- **EXERCISE INSTRUCTIONS**:
Leave out the pictures and copy everything else in the entries exactly.

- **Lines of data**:
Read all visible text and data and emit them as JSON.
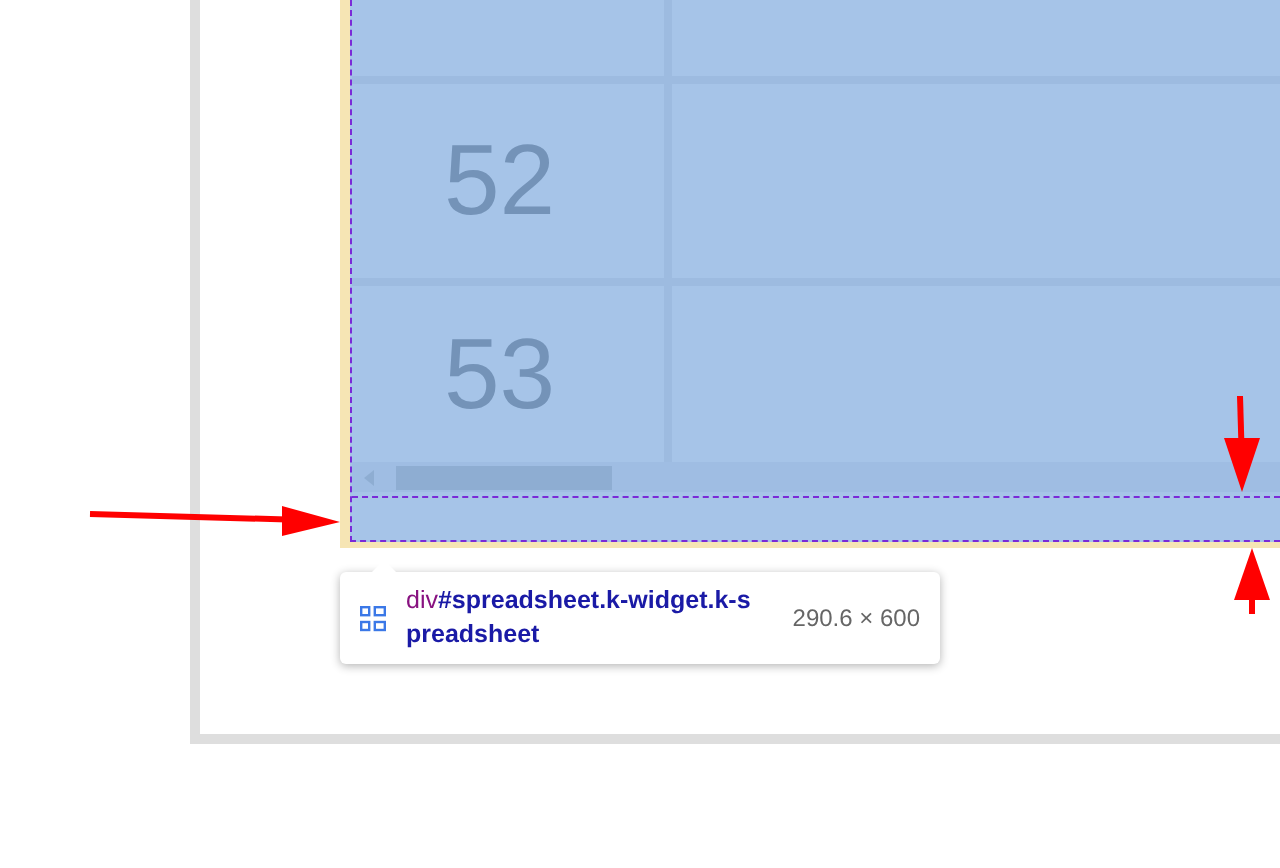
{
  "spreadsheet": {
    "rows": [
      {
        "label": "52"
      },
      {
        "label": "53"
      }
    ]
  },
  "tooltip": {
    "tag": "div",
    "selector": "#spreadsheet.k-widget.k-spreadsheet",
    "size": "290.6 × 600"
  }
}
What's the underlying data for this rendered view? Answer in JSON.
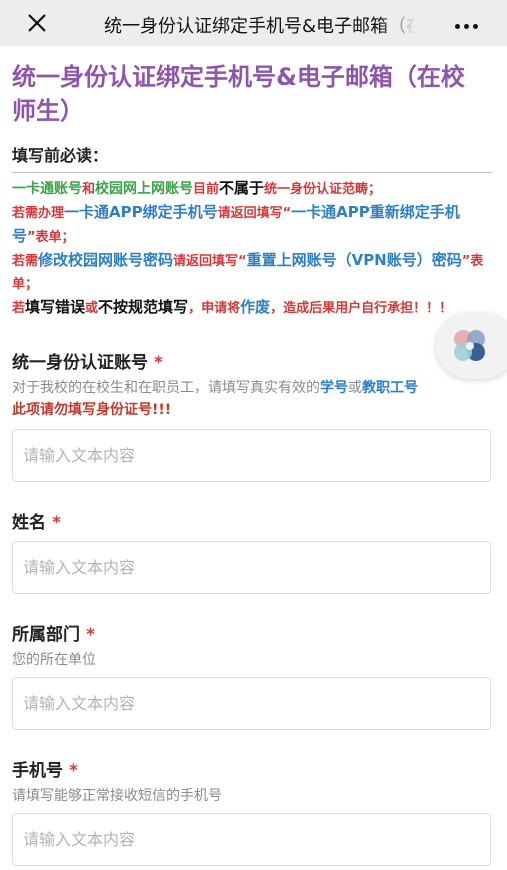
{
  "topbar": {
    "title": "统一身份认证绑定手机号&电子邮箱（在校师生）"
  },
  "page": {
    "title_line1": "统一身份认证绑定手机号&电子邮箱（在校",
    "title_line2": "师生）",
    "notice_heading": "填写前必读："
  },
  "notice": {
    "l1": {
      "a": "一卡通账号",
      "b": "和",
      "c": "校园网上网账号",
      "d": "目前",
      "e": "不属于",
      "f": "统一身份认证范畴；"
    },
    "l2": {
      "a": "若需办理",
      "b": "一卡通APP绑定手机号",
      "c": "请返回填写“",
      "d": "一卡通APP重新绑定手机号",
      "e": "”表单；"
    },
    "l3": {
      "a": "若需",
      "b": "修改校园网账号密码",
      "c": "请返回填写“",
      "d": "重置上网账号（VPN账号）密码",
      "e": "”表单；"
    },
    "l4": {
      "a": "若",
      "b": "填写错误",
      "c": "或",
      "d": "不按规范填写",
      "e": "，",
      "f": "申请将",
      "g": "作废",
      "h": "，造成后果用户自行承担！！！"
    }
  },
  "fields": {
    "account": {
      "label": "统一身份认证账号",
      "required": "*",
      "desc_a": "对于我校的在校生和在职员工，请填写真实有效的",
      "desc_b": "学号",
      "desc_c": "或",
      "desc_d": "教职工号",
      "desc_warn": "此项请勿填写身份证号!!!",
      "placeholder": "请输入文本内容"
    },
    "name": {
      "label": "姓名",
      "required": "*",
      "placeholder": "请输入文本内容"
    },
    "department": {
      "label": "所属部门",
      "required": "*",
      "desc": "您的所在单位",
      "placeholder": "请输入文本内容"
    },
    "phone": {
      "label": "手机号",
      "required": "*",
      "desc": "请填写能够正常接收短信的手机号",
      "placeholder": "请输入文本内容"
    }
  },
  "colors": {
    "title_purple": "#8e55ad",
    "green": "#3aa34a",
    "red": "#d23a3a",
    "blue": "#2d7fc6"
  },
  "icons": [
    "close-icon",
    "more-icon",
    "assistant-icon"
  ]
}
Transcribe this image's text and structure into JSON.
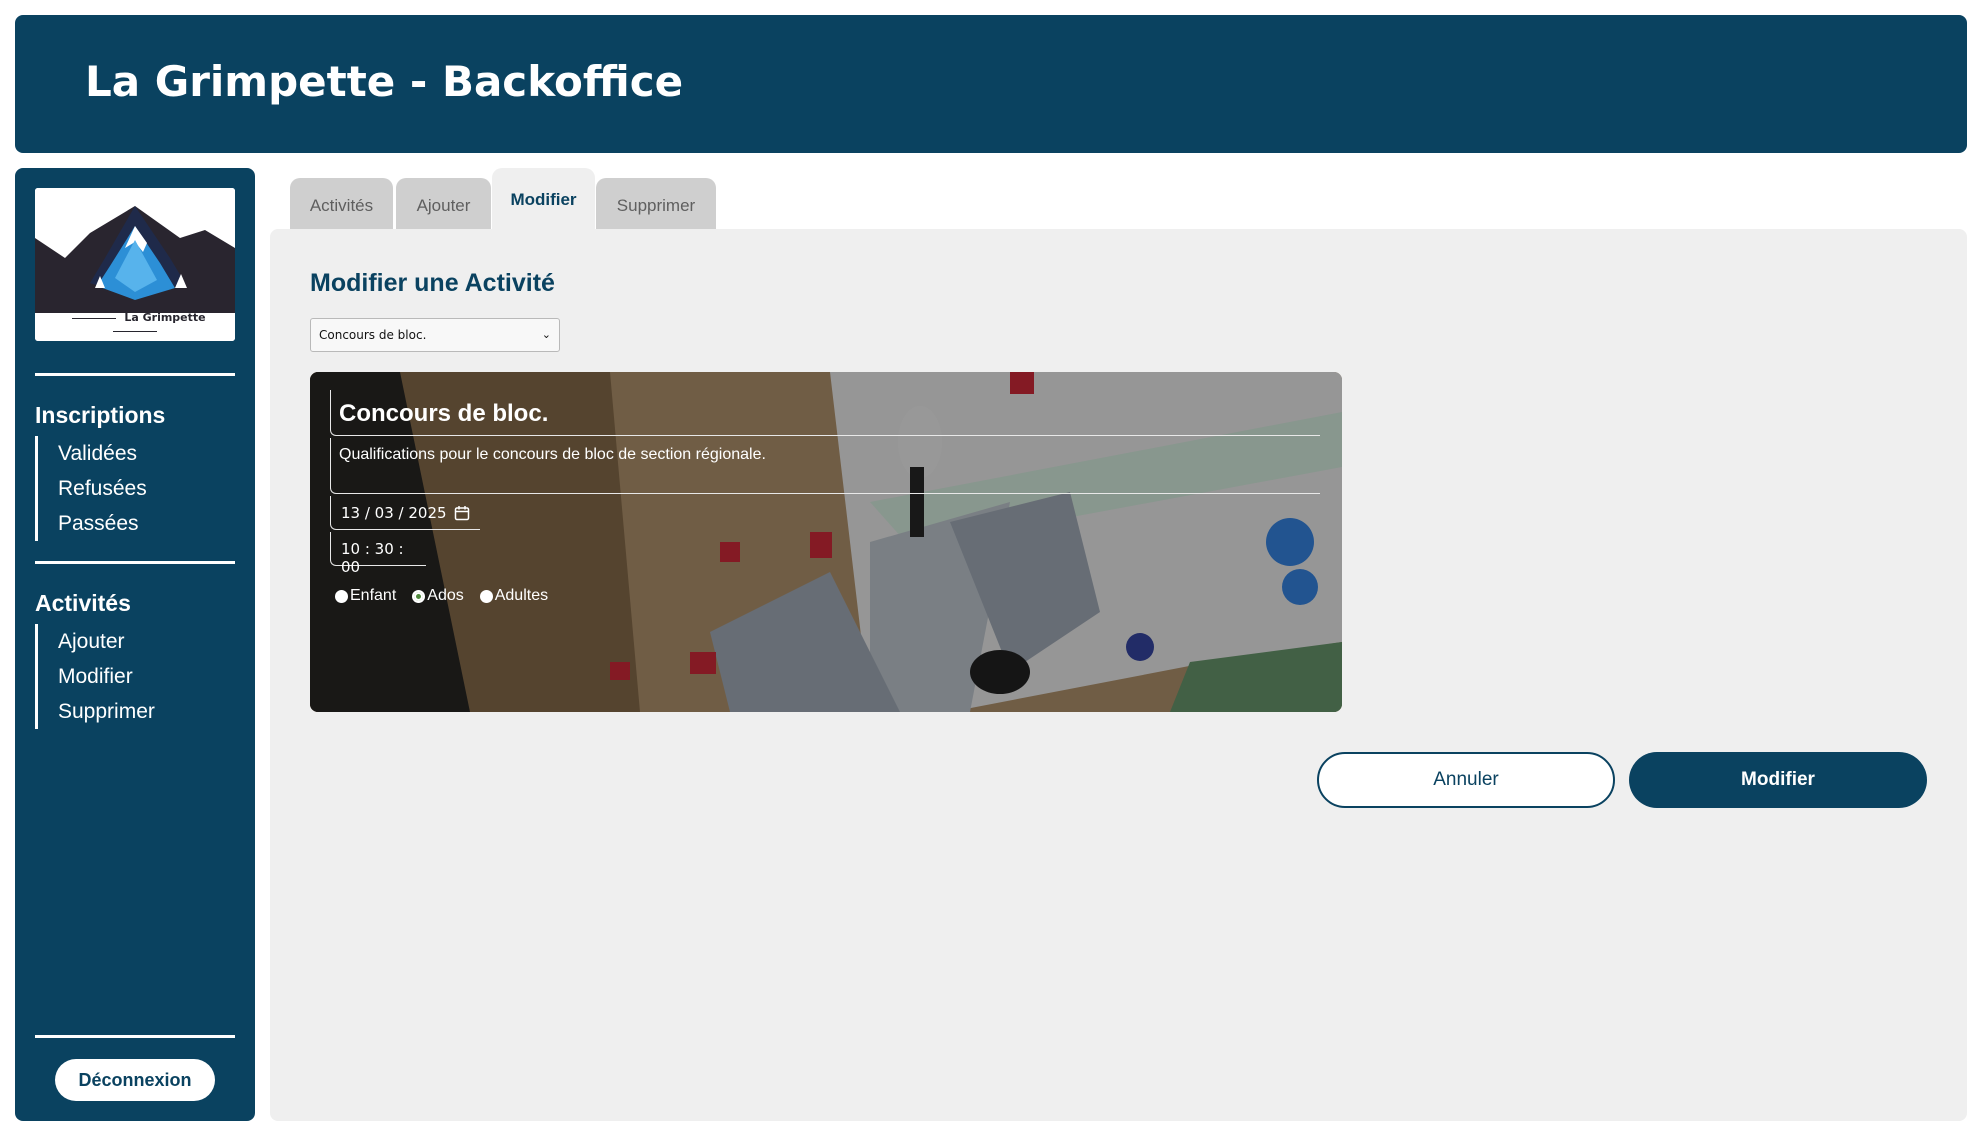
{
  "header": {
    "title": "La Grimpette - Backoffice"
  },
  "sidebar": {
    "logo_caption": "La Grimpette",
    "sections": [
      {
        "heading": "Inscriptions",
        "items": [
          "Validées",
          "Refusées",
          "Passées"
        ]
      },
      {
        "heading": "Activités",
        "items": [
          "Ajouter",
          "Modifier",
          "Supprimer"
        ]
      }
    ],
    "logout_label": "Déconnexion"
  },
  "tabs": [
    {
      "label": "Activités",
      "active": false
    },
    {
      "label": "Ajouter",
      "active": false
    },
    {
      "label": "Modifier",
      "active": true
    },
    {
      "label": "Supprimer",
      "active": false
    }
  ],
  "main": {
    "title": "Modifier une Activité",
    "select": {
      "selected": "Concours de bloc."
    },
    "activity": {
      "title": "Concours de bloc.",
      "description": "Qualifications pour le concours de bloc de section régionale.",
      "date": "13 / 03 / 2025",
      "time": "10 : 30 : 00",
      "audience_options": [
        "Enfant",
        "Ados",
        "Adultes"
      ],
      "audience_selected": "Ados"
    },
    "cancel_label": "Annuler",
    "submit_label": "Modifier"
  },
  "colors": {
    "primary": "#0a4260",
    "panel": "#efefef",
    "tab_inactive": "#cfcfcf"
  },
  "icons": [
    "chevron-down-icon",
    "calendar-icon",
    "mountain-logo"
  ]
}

- **OUTPUT BELOW**:
Read all visible text and data and emit them as JSON.
{
  "spreadsheet": {
    "rows": [
      {
        "label": "52"
      },
      {
        "label": "53"
      }
    ]
  },
  "tooltip": {
    "tag": "div",
    "selector": "#spreadsheet.k-widget.k-spreadsheet",
    "size": "290.6 × 600"
  }
}
What's the underlying data for this rendered view? Answer in JSON.
{
  "topbar": {
    "title": "统一身份认证绑定手机号&电子邮箱（在校师生）"
  },
  "page": {
    "title_line1": "统一身份认证绑定手机号&电子邮箱（在校",
    "title_line2": "师生）",
    "notice_heading": "填写前必读："
  },
  "notice": {
    "l1": {
      "a": "一卡通账号",
      "b": "和",
      "c": "校园网上网账号",
      "d": "目前",
      "e": "不属于",
      "f": "统一身份认证范畴；"
    },
    "l2": {
      "a": "若需办理",
      "b": "一卡通APP绑定手机号",
      "c": "请返回填写“",
      "d": "一卡通APP重新绑定手机号",
      "e": "”表单；"
    },
    "l3": {
      "a": "若需",
      "b": "修改校园网账号密码",
      "c": "请返回填写“",
      "d": "重置上网账号（VPN账号）密码",
      "e": "”表单；"
    },
    "l4": {
      "a": "若",
      "b": "填写错误",
      "c": "或",
      "d": "不按规范填写",
      "e": "，",
      "f": "申请将",
      "g": "作废",
      "h": "，造成后果用户自行承担！！！"
    }
  },
  "fields": {
    "account": {
      "label": "统一身份认证账号",
      "required": "*",
      "desc_a": "对于我校的在校生和在职员工，请填写真实有效的",
      "desc_b": "学号",
      "desc_c": "或",
      "desc_d": "教职工号",
      "desc_warn": "此项请勿填写身份证号!!!",
      "placeholder": "请输入文本内容"
    },
    "name": {
      "label": "姓名",
      "required": "*",
      "placeholder": "请输入文本内容"
    },
    "department": {
      "label": "所属部门",
      "required": "*",
      "desc": "您的所在单位",
      "placeholder": "请输入文本内容"
    },
    "phone": {
      "label": "手机号",
      "required": "*",
      "desc": "请填写能够正常接收短信的手机号",
      "placeholder": "请输入文本内容"
    }
  },
  "colors": {
    "title_purple": "#8e55ad",
    "green": "#3aa34a",
    "red": "#d23a3a",
    "blue": "#2d7fc6"
  },
  "icons": [
    "close-icon",
    "more-icon",
    "assistant-icon"
  ]
}
Transcribe this image's text and structure into JSON.
{
  "header": {
    "title": "La Grimpette - Backoffice"
  },
  "sidebar": {
    "logo_caption": "La Grimpette",
    "sections": [
      {
        "heading": "Inscriptions",
        "items": [
          "Validées",
          "Refusées",
          "Passées"
        ]
      },
      {
        "heading": "Activités",
        "items": [
          "Ajouter",
          "Modifier",
          "Supprimer"
        ]
      }
    ],
    "logout_label": "Déconnexion"
  },
  "tabs": [
    {
      "label": "Activités",
      "active": false
    },
    {
      "label": "Ajouter",
      "active": false
    },
    {
      "label": "Modifier",
      "active": true
    },
    {
      "label": "Supprimer",
      "active": false
    }
  ],
  "main": {
    "title": "Modifier une Activité",
    "select": {
      "selected": "Concours de bloc."
    },
    "activity": {
      "title": "Concours de bloc.",
      "description": "Qualifications pour le concours de bloc de section régionale.",
      "date": "13 / 03 / 2025",
      "time": "10 : 30 : 00",
      "audience_options": [
        "Enfant",
        "Ados",
        "Adultes"
      ],
      "audience_selected": "Ados"
    },
    "cancel_label": "Annuler",
    "submit_label": "Modifier"
  },
  "colors": {
    "primary": "#0a4260",
    "panel": "#efefef",
    "tab_inactive": "#cfcfcf"
  },
  "icons": [
    "chevron-down-icon",
    "calendar-icon",
    "mountain-logo"
  ]
}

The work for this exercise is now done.